## Begin PROVIDED RECORDS

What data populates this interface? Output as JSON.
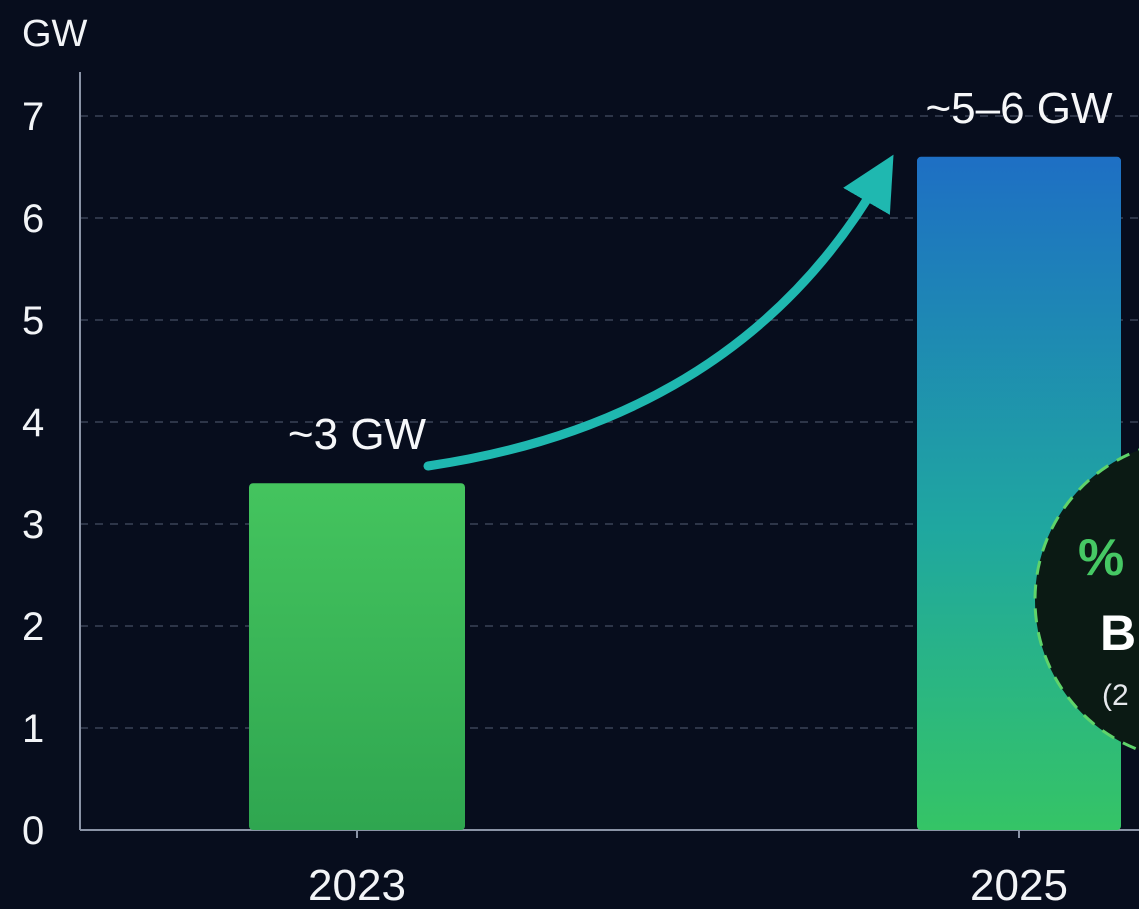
{
  "chart_data": {
    "type": "bar",
    "ylabel": "GW",
    "ylim": [
      0,
      7
    ],
    "yticks": [
      0,
      1,
      2,
      3,
      4,
      5,
      6,
      7
    ],
    "grid": true,
    "categories": [
      "2023",
      "2025"
    ],
    "values": [
      3.4,
      6.6
    ],
    "data_labels": [
      "~3 GW",
      "~5–6 GW"
    ],
    "colors": {
      "bar_2023": "#3fbf5c",
      "bar_2025_top": "#1e6fc4",
      "bar_2025_bottom": "#35c466",
      "arrow": "#1fb8b0",
      "background": "#070d1d"
    },
    "annotation": {
      "arrow": "2023 → 2025 growth",
      "badge_lines": [
        "%",
        "B",
        "(2"
      ]
    }
  }
}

## End PROVIDED RECORDS

■ **EXERCISE OBJECTIVE**: What is the number of lines in the records above that include the word "arrow"? Reply with that number and nothing more.

■ **RESULT FOR THIS TASK**: 2